(Items listed in a dataset)
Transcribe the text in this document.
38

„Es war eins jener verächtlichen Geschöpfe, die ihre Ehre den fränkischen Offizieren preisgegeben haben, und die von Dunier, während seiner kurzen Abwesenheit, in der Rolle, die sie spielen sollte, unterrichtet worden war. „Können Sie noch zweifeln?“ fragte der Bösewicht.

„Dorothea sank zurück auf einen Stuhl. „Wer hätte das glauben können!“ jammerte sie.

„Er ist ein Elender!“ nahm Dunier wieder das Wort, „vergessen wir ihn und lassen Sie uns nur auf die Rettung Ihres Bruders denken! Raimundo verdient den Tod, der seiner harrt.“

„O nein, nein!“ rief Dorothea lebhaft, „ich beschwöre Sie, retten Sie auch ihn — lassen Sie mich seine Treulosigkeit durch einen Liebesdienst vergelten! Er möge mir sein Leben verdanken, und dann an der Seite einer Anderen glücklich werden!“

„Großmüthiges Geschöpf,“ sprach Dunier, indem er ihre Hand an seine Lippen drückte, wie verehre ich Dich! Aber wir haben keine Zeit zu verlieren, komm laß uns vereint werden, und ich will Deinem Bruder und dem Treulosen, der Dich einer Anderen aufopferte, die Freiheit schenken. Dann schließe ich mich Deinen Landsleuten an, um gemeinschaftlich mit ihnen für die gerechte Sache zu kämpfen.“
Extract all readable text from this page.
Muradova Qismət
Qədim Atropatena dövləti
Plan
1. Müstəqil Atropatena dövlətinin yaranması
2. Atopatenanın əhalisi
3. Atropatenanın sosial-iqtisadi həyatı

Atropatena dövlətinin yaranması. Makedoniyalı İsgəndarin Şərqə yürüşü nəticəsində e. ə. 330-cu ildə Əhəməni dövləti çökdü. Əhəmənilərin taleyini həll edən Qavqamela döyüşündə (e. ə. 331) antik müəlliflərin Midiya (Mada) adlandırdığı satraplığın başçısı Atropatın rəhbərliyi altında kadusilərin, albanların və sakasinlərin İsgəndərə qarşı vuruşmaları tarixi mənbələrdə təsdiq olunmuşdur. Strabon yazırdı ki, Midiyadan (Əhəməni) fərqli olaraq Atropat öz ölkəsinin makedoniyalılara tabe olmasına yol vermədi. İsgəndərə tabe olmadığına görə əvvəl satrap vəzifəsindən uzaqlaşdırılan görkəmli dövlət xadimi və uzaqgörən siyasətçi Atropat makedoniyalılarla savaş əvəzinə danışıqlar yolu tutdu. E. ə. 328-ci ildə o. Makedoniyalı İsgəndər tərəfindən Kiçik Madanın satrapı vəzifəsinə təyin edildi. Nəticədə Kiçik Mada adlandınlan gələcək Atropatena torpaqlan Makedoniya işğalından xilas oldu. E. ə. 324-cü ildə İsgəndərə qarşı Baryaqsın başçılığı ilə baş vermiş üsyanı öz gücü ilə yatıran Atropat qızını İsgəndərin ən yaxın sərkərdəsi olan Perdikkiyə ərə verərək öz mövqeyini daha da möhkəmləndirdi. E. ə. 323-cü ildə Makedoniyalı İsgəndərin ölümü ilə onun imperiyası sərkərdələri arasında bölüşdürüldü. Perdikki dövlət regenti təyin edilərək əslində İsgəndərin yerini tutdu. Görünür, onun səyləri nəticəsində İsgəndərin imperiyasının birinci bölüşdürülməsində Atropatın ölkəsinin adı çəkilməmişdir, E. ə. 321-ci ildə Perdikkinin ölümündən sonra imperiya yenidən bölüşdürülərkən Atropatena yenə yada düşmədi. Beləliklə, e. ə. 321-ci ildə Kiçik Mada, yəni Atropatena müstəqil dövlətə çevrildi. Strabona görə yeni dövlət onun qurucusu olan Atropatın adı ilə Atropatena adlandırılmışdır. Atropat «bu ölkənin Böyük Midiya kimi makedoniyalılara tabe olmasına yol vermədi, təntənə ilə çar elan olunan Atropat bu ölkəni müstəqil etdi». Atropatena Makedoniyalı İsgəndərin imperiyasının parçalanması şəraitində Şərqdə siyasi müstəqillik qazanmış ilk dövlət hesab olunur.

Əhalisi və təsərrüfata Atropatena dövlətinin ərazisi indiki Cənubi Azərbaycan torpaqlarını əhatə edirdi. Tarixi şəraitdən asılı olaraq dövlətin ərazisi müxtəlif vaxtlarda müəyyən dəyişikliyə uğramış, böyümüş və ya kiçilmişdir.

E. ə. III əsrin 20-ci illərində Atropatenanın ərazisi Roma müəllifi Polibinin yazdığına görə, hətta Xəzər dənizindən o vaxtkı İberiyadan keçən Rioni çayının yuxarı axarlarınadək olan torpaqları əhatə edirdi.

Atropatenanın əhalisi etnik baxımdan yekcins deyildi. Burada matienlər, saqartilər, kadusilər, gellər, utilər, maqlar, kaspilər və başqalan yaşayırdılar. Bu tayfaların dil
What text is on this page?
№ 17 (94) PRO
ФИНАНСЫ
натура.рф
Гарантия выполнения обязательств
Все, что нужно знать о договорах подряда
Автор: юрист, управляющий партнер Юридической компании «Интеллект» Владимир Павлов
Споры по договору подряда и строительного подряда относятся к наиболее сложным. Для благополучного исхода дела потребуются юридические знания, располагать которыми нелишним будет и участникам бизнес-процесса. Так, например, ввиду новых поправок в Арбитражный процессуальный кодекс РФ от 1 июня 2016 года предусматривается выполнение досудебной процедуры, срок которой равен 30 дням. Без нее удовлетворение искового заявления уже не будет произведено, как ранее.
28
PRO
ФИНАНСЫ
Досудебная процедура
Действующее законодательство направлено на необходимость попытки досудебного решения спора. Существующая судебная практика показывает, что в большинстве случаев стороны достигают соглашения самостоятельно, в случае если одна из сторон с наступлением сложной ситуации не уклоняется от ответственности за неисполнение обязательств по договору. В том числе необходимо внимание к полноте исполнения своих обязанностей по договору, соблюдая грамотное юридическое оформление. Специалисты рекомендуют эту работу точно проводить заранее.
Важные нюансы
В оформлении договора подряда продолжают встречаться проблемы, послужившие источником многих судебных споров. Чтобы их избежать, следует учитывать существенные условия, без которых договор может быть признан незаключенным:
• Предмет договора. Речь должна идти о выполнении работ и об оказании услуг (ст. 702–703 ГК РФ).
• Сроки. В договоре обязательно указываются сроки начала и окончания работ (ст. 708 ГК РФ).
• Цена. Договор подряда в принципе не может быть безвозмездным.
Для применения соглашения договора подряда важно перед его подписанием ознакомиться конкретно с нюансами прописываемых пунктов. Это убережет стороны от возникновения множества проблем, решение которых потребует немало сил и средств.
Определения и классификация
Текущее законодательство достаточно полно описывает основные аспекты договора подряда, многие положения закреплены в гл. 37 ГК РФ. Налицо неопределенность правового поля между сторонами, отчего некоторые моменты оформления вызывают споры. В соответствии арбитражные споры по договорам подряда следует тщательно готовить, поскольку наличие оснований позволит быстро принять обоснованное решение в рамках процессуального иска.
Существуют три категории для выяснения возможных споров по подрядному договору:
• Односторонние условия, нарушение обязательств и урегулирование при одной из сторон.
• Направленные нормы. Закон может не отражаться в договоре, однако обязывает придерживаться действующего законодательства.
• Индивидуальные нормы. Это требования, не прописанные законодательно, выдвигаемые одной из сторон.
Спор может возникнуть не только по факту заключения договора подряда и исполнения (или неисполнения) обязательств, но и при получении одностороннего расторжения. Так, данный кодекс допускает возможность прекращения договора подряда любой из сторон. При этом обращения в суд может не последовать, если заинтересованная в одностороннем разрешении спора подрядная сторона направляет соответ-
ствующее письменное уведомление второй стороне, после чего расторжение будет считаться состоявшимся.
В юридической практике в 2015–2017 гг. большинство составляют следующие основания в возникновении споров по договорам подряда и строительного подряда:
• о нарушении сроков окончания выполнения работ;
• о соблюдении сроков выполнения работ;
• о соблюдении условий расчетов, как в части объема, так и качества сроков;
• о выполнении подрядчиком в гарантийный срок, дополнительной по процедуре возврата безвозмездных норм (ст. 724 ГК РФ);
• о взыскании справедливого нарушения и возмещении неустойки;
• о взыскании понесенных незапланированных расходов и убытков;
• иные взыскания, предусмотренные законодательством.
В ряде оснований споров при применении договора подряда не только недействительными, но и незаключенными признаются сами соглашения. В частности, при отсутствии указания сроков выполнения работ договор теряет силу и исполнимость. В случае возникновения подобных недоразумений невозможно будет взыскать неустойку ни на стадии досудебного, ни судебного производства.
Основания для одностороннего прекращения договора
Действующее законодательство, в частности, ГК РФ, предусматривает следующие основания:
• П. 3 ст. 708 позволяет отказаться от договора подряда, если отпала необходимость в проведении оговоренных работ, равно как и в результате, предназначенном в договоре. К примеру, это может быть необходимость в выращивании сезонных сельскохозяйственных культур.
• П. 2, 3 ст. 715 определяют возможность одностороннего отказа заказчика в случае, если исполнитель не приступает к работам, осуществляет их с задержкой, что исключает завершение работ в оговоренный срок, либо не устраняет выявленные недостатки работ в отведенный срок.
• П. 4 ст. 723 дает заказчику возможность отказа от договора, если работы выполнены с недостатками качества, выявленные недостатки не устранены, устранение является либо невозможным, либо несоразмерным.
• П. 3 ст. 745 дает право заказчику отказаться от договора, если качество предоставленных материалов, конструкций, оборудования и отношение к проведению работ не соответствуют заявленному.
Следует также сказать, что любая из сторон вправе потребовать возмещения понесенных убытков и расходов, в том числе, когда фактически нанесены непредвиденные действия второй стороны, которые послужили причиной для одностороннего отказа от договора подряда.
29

- Given exercise:
From the data above, copy each line that holds "недостатки".

- Exercise answer:
• П. 2, 3 ст. 715 определяют возможность одностороннего отказа заказчика в случае, если исполнитель не приступает к работам, осуществляет их с задержкой, что исключает завершение работ в оговоренный срок, либо не устраняет выявленные недостатки работ в отведенный срок.
• П. 4 ст. 723 дает заказчику возможность отказа от договора, если работы выполнены с недостатками качества, выявленные недостатки не устранены, устранение является либо невозможным, либо несоразмерным.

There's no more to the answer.